**DESCRIPTION OF THE TASK:** Copy each line below in which the word "this" occurs.

Records that describe figures
------

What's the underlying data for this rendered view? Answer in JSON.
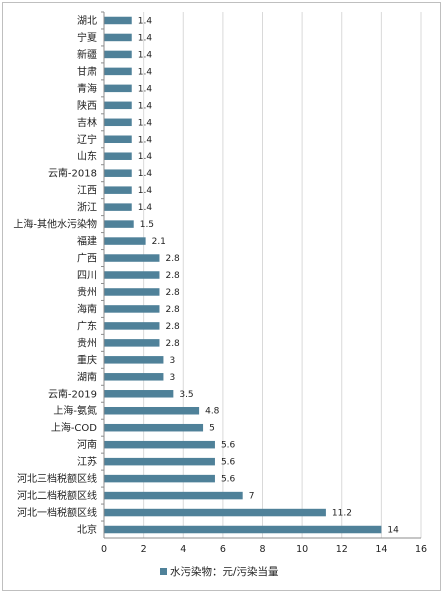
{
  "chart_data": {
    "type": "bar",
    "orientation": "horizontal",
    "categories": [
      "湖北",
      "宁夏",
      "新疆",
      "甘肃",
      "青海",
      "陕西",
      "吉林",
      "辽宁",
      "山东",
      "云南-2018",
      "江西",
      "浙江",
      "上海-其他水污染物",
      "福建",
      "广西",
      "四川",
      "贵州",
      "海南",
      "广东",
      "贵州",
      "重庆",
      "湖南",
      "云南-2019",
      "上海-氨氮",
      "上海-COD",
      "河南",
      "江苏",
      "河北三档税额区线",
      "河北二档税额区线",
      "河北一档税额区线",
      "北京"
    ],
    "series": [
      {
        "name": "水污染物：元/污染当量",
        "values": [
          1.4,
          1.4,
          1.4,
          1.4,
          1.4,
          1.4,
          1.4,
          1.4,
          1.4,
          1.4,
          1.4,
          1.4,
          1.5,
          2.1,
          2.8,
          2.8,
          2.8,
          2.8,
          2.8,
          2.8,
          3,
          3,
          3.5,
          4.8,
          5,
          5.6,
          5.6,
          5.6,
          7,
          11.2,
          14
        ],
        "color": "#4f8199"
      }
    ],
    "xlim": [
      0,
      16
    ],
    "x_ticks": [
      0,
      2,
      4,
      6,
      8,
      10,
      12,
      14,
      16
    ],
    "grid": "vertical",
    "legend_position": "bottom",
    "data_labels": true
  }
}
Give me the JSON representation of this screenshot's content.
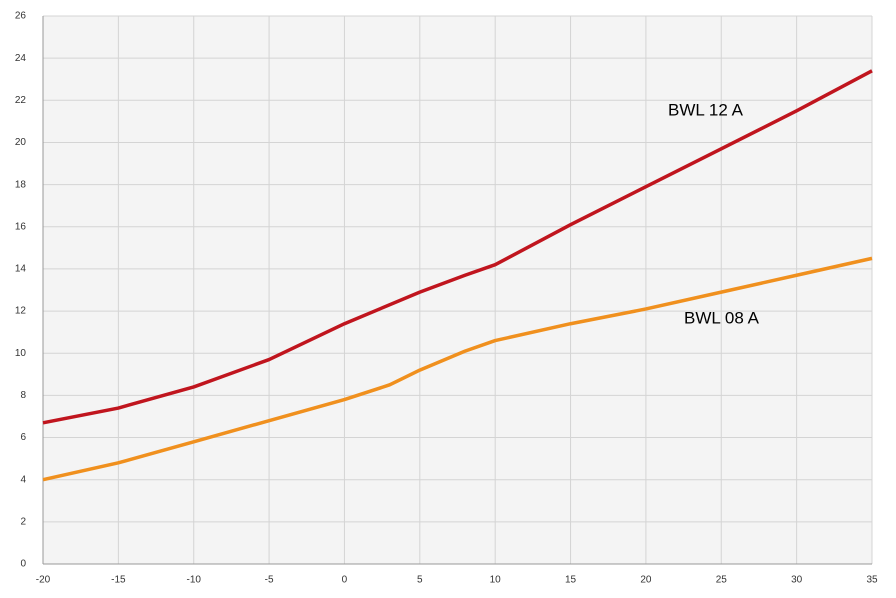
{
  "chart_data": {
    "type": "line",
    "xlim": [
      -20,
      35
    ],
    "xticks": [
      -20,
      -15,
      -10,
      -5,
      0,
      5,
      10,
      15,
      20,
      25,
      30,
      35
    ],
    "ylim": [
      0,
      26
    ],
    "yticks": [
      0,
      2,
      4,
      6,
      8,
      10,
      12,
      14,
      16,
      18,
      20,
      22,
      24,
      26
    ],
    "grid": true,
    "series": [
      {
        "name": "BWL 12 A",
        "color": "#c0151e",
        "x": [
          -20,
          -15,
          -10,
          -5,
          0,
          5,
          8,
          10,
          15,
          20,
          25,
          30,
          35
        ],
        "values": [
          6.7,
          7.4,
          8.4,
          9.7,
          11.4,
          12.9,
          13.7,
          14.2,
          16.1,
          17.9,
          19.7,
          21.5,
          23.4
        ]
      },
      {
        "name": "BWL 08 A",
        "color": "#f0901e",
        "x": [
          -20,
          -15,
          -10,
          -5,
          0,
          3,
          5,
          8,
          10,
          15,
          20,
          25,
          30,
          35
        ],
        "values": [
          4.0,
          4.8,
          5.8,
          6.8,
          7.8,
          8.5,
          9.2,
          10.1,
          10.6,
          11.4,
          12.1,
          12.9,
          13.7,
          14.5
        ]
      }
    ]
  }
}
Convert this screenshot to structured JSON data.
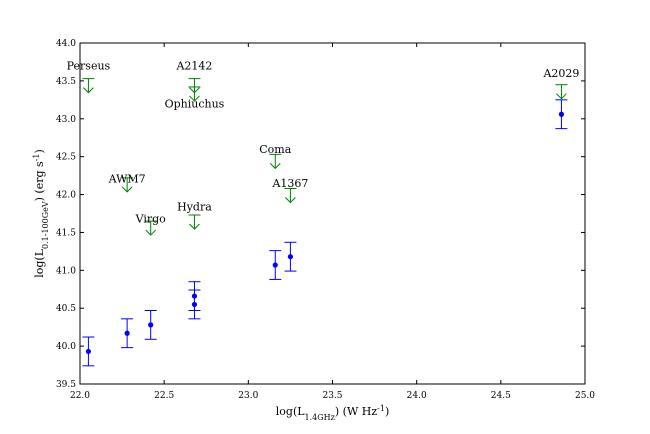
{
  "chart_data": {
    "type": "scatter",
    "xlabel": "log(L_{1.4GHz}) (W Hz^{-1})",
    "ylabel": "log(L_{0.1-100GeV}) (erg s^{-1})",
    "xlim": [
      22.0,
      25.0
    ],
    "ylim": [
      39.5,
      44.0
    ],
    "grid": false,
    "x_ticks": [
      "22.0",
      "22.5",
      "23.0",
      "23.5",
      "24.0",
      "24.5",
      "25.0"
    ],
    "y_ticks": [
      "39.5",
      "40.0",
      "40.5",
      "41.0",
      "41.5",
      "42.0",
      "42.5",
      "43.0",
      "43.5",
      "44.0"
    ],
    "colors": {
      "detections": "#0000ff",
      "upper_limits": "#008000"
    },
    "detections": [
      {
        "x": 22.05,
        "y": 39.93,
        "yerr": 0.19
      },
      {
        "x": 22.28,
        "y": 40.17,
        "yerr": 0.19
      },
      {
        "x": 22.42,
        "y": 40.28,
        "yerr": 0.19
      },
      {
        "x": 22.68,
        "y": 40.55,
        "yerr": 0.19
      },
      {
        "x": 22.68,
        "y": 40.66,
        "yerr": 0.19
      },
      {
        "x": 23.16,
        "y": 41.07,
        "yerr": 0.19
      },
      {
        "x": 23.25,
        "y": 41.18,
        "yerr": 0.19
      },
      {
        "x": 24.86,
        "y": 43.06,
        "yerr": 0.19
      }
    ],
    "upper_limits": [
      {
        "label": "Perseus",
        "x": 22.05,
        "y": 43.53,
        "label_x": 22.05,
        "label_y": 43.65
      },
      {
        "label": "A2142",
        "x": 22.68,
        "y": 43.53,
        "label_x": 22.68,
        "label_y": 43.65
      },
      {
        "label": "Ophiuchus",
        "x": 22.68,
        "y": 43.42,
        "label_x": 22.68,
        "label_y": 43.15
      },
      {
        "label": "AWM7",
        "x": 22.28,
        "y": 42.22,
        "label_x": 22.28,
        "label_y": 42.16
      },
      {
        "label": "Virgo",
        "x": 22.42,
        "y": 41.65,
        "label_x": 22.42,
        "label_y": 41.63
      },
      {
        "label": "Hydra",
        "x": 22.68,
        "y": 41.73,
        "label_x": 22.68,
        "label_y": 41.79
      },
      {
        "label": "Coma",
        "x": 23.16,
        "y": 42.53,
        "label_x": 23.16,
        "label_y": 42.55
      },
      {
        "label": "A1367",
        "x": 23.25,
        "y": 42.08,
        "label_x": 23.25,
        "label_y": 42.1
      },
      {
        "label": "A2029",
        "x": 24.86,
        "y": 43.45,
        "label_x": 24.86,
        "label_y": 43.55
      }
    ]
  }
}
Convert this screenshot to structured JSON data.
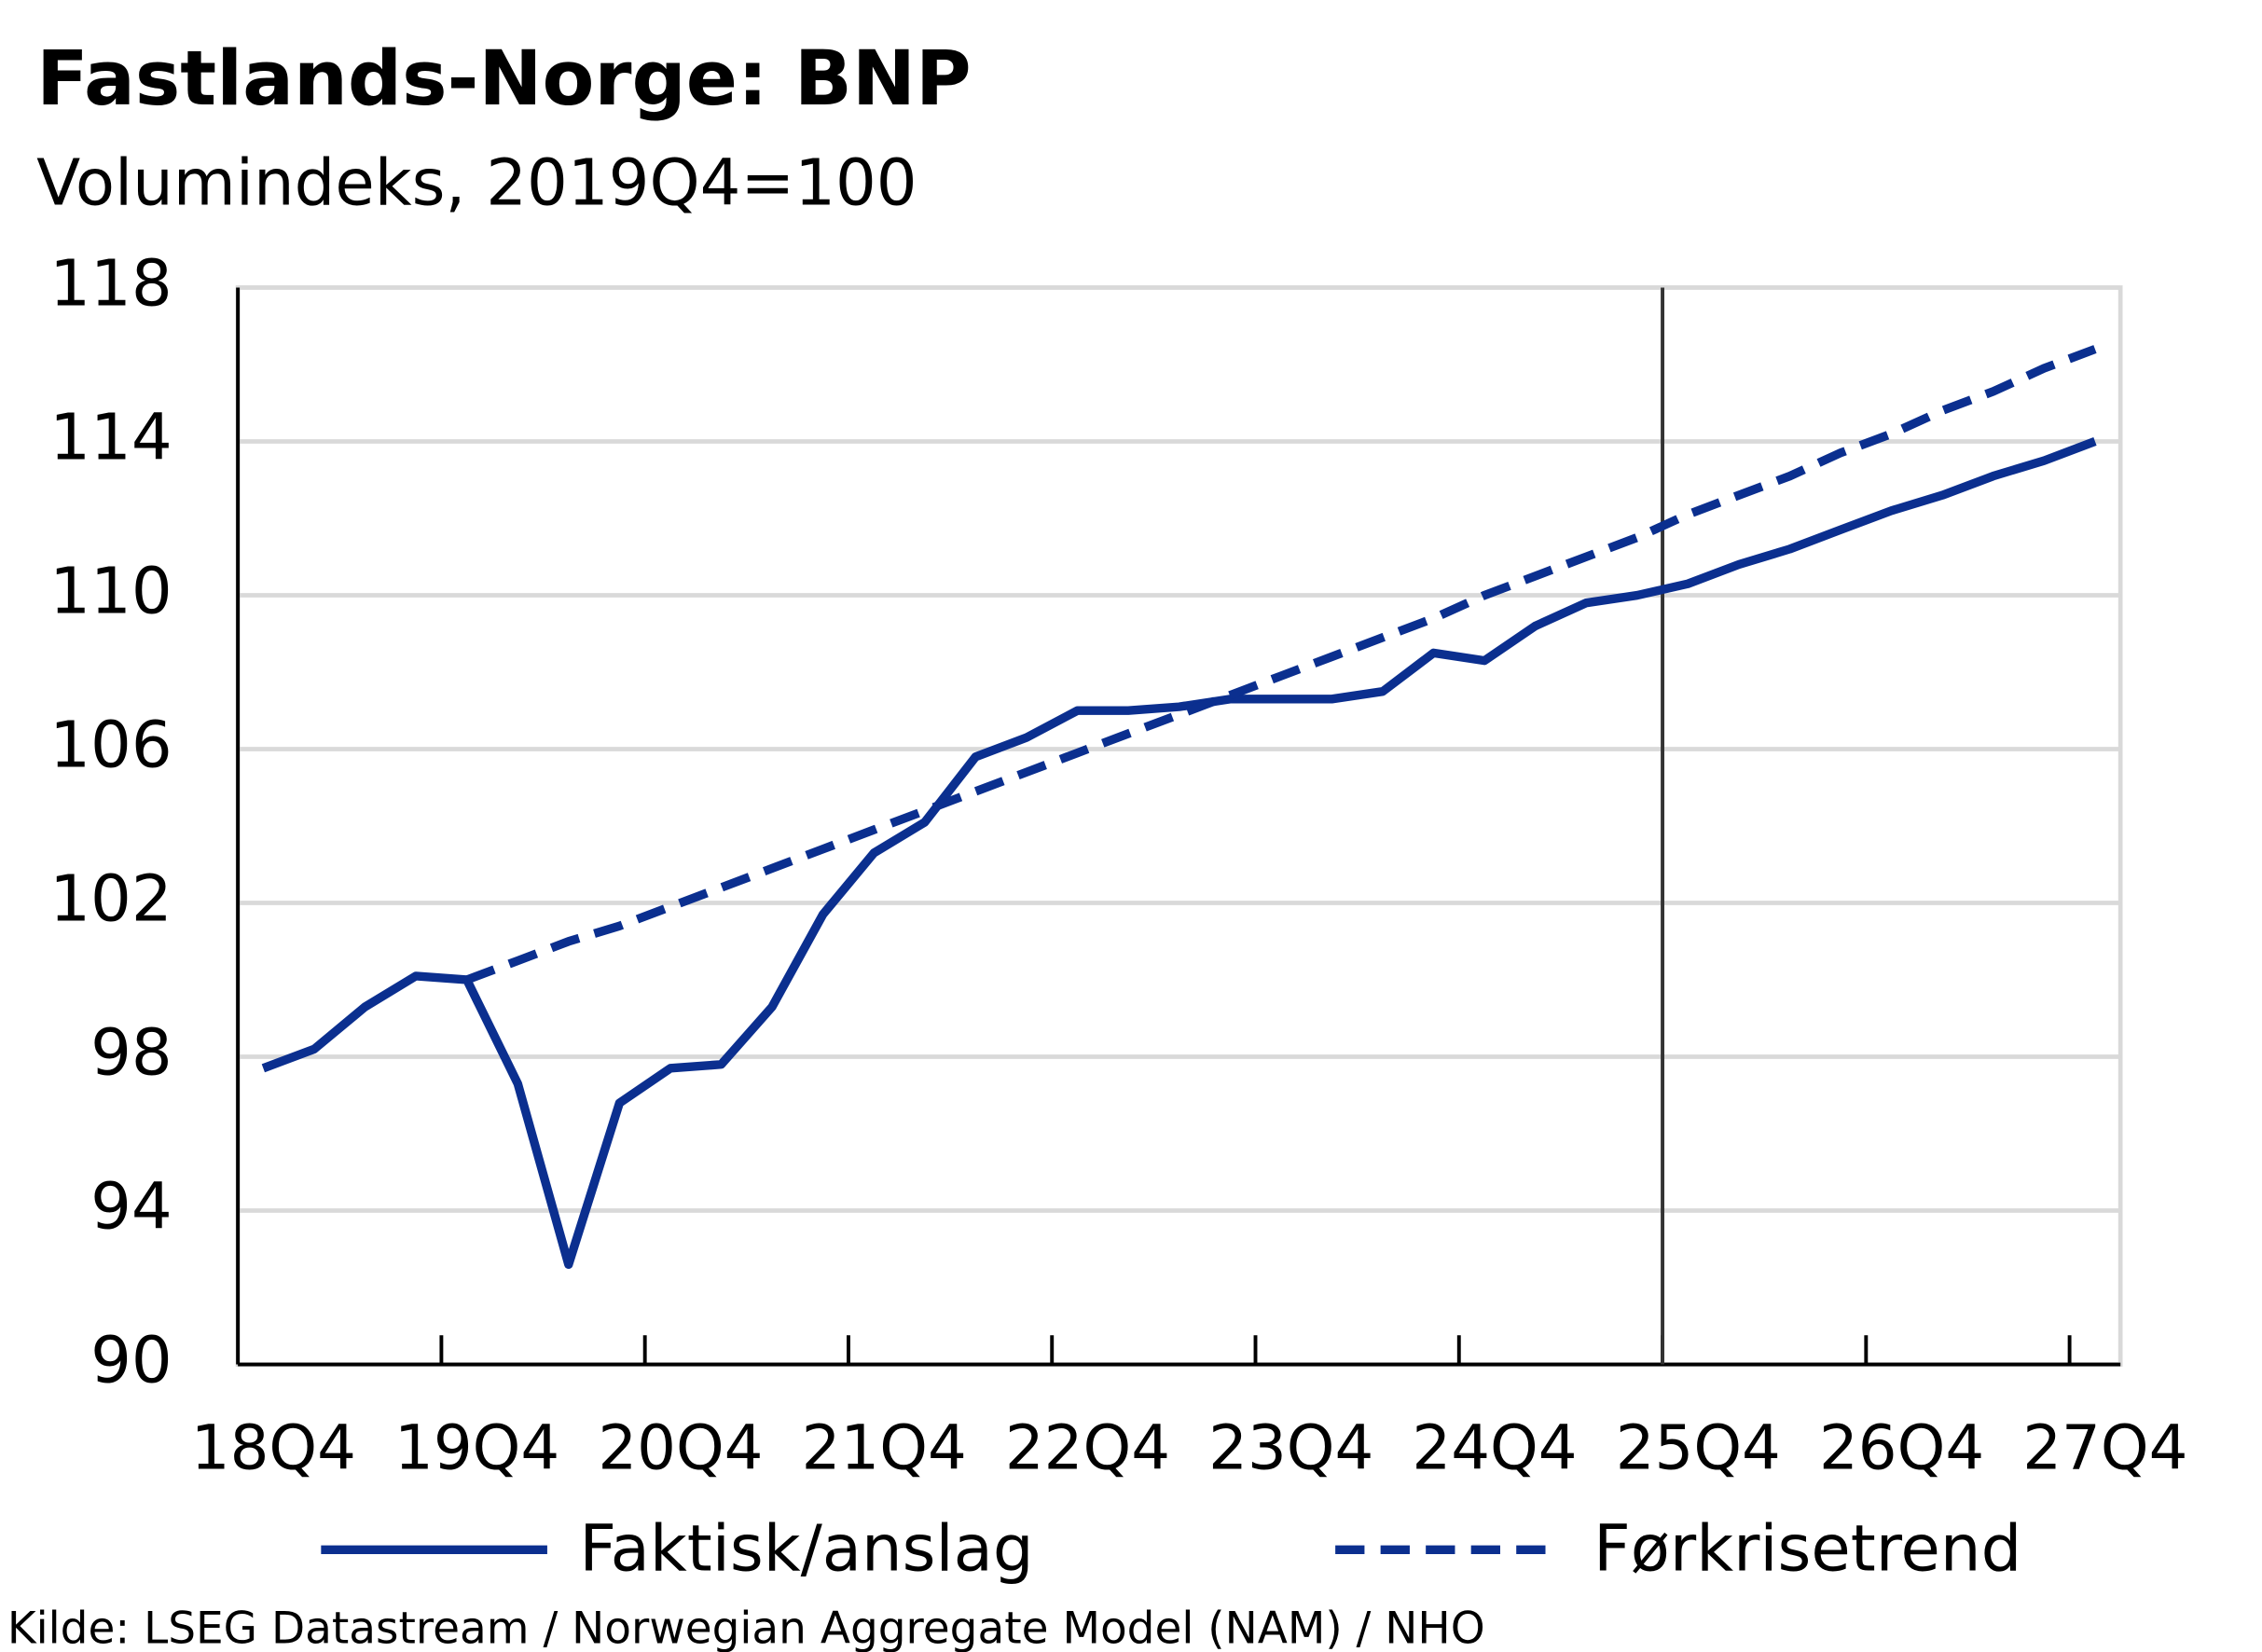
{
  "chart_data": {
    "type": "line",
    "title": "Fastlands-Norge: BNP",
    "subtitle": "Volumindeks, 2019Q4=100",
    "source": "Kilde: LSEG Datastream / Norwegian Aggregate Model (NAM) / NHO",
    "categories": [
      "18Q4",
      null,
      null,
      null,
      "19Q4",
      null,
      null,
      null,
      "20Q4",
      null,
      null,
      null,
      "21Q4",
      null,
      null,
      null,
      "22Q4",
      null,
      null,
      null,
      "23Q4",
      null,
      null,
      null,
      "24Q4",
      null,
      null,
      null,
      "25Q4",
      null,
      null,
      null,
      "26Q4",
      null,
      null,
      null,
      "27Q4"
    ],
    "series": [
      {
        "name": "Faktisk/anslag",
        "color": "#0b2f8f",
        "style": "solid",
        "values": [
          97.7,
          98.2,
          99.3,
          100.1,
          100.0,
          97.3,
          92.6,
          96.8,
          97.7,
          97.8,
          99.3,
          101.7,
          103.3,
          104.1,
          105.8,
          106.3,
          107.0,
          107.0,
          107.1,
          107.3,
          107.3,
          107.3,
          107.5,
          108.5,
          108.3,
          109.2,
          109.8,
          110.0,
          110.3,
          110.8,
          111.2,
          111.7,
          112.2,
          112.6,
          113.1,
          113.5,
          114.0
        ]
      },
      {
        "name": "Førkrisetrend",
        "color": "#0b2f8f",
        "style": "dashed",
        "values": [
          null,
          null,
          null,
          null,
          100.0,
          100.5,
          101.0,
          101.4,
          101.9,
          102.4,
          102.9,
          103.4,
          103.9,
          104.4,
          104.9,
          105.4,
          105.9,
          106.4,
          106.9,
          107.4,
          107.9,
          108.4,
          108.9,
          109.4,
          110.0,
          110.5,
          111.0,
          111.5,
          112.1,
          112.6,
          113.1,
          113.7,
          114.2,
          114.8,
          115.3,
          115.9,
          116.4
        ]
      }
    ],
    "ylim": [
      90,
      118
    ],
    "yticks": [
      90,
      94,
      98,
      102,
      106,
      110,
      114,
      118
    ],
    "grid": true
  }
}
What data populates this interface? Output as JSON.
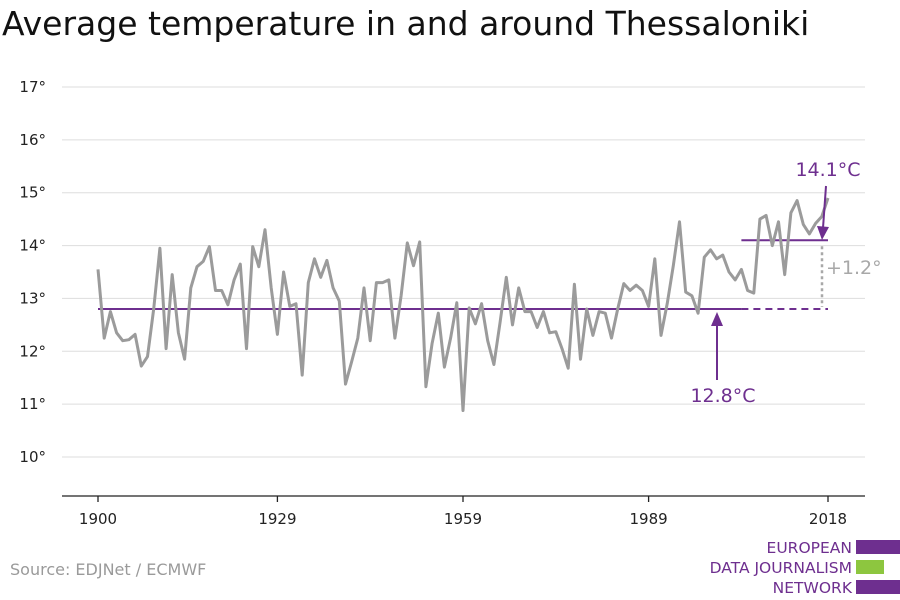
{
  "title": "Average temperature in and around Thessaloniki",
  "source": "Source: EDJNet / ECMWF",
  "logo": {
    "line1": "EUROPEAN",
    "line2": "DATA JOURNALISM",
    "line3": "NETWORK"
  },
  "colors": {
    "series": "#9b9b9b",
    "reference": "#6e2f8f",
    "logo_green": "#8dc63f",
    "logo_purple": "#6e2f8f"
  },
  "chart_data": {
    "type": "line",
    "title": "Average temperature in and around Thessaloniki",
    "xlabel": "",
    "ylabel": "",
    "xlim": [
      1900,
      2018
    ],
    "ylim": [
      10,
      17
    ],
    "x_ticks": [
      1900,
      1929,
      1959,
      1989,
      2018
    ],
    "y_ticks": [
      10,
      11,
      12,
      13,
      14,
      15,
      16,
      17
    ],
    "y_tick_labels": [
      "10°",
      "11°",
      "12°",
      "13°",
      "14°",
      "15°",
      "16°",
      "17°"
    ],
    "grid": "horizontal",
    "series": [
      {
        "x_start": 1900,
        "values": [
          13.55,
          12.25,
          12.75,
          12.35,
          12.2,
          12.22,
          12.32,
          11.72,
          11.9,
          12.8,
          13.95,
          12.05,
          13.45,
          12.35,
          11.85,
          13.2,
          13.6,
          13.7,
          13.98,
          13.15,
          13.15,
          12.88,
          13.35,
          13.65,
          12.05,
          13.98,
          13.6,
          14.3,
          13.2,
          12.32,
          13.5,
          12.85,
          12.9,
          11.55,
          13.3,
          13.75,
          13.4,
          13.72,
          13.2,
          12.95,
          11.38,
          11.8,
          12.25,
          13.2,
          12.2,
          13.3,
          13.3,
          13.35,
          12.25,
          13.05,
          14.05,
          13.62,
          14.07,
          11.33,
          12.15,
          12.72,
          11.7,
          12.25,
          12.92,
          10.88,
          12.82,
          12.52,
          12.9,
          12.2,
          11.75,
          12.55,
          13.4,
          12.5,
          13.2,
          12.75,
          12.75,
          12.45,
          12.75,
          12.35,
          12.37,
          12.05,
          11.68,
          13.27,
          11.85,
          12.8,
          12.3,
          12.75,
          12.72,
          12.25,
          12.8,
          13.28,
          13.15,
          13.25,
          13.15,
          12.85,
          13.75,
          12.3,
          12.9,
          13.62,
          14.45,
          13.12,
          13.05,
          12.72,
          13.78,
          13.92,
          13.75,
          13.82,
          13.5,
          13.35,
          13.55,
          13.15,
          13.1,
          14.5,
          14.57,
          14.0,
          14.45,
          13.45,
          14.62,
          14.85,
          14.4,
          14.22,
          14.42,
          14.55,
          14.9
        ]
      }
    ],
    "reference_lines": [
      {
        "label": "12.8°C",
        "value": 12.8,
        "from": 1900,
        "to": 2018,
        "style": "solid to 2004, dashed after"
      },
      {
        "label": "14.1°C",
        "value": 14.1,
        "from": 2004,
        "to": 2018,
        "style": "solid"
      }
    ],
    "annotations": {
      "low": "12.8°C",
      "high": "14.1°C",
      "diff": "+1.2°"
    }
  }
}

------

**FULL SOLUTION:**
What's the underlying data for this rendered view? Answer in JSON.
Give me the JSON representation of this screenshot's content.
Convert this screenshot to structured JSON data.
Convert this screenshot to structured JSON data.
What data populates this interface? Output as JSON.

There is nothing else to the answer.